= WHAT NEEDS TO BE DONE =
Using the material below, copy every line where "online" appears.

= MATERIAL FOR THE TASK =
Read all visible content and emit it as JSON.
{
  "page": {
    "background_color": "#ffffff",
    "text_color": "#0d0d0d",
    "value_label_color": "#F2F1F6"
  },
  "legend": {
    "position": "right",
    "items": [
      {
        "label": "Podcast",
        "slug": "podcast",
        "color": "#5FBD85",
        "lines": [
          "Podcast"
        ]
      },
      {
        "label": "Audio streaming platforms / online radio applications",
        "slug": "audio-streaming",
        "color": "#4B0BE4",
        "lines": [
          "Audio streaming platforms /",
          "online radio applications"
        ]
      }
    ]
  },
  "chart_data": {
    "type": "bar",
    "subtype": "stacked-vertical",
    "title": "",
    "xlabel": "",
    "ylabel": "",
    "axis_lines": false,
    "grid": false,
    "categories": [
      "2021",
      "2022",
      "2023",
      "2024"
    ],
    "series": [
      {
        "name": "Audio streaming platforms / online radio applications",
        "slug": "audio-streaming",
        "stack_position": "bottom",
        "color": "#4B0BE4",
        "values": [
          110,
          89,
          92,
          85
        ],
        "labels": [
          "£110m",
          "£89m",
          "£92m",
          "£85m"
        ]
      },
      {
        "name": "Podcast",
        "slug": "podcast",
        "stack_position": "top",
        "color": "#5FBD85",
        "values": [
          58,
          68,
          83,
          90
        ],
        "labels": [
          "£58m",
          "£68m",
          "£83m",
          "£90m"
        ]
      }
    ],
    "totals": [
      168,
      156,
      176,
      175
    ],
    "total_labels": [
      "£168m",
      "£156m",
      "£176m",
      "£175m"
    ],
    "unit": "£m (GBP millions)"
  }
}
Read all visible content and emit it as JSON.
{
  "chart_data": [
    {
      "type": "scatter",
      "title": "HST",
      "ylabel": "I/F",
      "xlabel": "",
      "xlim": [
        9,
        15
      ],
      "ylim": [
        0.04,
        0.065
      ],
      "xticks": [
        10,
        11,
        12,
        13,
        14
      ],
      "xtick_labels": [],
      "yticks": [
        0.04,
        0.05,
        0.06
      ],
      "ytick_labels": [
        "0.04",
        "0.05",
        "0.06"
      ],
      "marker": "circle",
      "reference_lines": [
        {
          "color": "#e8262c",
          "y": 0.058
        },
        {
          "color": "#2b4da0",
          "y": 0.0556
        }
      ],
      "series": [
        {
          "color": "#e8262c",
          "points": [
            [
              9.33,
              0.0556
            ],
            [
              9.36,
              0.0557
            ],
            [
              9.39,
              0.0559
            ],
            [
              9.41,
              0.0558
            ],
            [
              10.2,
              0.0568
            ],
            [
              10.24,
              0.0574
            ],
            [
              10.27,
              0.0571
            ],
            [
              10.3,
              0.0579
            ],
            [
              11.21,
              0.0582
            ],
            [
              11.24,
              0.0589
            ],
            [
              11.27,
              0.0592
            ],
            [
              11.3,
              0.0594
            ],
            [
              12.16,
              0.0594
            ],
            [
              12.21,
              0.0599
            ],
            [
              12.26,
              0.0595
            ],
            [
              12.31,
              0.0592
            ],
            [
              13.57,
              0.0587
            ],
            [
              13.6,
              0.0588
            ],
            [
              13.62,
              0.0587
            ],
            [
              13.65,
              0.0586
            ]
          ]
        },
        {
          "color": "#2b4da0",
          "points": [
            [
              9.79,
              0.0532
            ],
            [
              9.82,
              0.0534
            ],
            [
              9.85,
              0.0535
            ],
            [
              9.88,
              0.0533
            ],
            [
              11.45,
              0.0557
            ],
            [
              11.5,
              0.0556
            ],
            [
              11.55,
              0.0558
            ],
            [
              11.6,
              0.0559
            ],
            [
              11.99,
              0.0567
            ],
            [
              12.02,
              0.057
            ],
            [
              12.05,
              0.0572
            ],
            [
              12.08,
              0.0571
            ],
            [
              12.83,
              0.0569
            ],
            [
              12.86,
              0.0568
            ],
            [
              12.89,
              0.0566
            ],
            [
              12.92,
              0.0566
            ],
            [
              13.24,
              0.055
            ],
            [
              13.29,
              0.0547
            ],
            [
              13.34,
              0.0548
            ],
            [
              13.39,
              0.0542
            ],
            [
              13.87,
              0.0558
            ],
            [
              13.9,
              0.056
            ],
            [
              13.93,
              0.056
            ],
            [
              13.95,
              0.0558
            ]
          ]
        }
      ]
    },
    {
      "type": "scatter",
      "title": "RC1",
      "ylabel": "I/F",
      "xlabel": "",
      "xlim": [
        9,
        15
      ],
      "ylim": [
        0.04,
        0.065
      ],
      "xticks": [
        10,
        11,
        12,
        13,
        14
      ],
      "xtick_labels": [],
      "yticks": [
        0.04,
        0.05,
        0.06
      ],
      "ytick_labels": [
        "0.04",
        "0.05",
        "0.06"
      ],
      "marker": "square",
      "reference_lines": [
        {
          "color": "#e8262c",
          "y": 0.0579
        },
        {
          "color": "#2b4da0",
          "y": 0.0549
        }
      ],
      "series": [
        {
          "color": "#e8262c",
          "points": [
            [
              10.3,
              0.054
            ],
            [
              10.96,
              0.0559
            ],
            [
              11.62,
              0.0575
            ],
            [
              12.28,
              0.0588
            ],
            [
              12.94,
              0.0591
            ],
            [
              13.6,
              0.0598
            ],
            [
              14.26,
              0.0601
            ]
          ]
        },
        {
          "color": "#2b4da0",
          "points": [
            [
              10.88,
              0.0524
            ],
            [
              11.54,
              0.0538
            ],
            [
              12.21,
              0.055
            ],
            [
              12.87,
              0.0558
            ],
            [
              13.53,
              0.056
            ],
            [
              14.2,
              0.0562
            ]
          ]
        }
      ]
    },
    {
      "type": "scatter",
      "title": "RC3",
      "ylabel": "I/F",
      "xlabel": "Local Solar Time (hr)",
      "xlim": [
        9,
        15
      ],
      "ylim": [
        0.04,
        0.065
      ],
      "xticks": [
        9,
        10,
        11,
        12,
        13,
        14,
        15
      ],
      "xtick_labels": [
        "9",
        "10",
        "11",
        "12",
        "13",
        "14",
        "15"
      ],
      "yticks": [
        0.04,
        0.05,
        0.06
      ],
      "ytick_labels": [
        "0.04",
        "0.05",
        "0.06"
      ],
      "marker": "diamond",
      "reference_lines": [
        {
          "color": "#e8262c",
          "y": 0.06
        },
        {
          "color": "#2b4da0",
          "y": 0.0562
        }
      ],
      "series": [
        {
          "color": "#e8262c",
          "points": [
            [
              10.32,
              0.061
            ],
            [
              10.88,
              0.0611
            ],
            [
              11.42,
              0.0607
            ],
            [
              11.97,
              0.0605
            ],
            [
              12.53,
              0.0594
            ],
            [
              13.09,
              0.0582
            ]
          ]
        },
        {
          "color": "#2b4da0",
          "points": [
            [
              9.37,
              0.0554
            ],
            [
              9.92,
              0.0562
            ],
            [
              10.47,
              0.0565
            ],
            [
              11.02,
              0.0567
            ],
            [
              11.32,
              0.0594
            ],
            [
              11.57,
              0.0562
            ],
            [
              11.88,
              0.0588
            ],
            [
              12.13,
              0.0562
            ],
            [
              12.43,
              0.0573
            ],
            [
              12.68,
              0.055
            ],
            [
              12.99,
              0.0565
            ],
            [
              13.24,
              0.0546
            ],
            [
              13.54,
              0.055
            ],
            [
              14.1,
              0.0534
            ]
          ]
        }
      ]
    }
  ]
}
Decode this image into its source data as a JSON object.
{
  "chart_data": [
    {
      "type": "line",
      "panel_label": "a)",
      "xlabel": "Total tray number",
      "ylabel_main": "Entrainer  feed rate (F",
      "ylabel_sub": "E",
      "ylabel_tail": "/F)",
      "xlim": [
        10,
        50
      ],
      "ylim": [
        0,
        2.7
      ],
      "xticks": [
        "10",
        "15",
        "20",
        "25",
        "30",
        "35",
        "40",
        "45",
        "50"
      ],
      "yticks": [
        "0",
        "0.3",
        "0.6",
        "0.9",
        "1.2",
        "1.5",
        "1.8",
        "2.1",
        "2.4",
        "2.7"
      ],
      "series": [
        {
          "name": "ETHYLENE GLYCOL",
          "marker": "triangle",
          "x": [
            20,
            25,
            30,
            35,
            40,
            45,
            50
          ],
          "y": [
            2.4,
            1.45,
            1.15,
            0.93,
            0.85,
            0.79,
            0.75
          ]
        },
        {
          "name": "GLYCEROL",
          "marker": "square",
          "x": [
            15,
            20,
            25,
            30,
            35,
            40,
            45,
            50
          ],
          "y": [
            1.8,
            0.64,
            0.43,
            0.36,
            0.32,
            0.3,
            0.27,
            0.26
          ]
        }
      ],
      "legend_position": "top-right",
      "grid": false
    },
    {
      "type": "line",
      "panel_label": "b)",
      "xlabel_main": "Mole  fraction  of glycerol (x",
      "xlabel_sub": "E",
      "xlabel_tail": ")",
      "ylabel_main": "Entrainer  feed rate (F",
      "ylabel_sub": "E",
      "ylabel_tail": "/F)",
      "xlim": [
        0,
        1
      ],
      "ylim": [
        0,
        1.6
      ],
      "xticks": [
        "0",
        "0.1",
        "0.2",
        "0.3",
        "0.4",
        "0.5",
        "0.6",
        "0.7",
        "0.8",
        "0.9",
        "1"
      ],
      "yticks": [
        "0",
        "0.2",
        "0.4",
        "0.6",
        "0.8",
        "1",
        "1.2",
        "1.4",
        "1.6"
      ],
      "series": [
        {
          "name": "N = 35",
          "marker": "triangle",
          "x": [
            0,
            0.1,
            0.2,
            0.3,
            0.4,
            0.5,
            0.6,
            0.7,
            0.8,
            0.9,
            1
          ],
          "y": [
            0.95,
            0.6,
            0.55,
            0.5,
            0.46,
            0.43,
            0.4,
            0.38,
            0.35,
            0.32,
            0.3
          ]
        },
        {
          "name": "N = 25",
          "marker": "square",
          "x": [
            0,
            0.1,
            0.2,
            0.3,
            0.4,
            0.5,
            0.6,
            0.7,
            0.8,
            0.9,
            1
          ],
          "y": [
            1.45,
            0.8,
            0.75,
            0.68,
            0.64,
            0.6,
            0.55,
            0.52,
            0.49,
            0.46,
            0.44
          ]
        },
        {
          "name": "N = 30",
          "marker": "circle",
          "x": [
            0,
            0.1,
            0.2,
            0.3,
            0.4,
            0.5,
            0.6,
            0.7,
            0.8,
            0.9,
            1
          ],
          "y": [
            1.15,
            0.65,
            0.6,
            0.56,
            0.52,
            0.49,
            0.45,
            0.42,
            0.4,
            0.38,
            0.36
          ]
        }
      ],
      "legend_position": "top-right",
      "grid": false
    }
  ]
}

= THE RESULT =
        "label": "Audio streaming platforms / online radio applications",
          "online radio applications"
        "name": "Audio streaming platforms / online radio applications",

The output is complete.